(Lines of data)

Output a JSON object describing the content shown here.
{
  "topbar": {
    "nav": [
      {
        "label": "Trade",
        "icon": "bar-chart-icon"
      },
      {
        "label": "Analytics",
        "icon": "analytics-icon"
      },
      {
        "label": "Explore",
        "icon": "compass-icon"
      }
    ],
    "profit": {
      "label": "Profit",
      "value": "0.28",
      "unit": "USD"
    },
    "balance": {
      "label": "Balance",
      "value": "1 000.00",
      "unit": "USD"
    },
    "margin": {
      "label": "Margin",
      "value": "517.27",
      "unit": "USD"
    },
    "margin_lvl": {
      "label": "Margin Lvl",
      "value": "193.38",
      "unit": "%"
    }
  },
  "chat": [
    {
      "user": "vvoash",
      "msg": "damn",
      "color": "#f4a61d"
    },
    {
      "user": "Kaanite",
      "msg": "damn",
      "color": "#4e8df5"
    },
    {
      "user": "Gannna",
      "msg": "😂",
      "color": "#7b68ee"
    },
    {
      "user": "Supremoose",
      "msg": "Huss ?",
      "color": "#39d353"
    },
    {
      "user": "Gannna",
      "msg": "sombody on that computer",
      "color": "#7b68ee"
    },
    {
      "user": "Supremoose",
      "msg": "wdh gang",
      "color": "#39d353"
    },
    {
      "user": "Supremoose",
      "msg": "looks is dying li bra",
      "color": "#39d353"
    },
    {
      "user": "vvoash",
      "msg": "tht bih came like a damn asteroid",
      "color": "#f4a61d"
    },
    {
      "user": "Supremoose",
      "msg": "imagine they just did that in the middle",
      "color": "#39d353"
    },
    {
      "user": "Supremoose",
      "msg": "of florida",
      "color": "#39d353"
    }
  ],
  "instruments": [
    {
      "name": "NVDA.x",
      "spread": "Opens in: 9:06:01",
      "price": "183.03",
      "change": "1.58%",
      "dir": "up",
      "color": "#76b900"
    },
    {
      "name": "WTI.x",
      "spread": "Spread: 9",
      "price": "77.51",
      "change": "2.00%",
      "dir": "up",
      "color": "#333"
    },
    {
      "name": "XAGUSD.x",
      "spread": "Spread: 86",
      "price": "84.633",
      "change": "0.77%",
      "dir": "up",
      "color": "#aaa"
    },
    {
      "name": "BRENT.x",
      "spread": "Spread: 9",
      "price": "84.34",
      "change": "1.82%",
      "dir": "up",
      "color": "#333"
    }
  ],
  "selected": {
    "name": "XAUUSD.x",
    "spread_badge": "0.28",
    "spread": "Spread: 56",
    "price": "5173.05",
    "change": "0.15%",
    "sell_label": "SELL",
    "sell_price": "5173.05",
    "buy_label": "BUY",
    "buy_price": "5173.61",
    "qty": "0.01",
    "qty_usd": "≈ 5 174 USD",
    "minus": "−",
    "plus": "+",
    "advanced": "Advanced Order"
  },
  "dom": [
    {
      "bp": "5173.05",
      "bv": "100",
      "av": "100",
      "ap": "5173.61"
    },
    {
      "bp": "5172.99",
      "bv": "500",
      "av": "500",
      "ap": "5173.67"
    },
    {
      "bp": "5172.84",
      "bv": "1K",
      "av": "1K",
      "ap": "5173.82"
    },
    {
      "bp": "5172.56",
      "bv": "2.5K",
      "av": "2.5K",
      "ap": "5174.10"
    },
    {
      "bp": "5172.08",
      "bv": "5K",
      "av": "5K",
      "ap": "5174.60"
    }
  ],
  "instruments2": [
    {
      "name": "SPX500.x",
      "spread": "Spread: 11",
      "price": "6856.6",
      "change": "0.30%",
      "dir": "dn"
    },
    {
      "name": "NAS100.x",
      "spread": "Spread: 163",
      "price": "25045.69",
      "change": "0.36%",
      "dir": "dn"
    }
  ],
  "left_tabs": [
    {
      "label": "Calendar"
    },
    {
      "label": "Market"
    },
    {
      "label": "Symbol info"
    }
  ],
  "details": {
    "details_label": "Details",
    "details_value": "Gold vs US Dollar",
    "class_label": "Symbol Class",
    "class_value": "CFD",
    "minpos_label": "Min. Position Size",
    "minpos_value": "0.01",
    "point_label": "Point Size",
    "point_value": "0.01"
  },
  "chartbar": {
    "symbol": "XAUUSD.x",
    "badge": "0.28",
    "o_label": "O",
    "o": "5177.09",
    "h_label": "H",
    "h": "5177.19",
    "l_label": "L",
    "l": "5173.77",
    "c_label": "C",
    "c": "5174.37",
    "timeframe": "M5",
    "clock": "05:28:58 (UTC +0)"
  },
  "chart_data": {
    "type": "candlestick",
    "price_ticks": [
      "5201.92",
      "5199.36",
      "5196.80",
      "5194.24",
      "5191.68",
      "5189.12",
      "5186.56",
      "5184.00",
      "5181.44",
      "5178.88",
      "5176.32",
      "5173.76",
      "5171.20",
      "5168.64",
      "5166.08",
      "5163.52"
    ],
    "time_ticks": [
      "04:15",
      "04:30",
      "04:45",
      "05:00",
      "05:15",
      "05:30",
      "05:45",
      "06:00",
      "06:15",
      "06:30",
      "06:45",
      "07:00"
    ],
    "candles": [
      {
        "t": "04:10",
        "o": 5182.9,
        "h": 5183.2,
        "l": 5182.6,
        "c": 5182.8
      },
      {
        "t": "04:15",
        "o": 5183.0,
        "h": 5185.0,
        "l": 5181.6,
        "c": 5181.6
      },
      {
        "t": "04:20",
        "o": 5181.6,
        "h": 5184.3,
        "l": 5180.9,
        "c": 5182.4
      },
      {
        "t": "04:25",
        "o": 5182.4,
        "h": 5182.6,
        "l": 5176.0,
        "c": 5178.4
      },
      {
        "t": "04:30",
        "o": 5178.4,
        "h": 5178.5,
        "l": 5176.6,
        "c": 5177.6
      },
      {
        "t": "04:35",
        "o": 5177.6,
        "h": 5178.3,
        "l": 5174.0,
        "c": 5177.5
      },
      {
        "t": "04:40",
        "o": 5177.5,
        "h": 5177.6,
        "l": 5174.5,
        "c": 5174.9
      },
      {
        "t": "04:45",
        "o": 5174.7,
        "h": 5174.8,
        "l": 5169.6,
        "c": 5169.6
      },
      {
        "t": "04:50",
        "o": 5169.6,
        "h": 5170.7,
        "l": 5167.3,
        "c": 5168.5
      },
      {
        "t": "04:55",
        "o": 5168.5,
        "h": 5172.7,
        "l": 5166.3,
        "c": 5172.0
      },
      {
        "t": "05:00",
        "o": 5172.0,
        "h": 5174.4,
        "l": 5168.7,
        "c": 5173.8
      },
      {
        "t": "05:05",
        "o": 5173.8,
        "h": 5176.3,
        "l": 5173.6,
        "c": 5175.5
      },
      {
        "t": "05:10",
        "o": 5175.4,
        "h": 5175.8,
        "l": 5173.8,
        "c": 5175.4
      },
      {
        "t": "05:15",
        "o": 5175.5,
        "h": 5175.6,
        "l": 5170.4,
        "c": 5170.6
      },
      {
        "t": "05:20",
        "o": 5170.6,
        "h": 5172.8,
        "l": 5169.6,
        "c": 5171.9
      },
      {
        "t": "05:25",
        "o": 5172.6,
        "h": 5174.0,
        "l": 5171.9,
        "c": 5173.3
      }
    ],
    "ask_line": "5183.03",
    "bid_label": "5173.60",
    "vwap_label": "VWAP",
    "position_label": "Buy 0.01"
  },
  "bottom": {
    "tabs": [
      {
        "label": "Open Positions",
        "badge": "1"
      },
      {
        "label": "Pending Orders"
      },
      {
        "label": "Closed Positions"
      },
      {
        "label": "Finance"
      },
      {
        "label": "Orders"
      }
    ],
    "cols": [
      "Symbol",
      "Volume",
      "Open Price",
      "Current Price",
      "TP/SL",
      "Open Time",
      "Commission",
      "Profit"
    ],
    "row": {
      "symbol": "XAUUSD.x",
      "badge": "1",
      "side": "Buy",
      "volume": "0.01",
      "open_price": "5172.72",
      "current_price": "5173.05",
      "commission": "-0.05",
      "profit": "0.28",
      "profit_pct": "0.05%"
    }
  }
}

(REQUIREMENT) Show every line in the records above that contains the word "Positions".

(RESPONSE)
        "label": "Open Positions",
        "label": "Closed Positions"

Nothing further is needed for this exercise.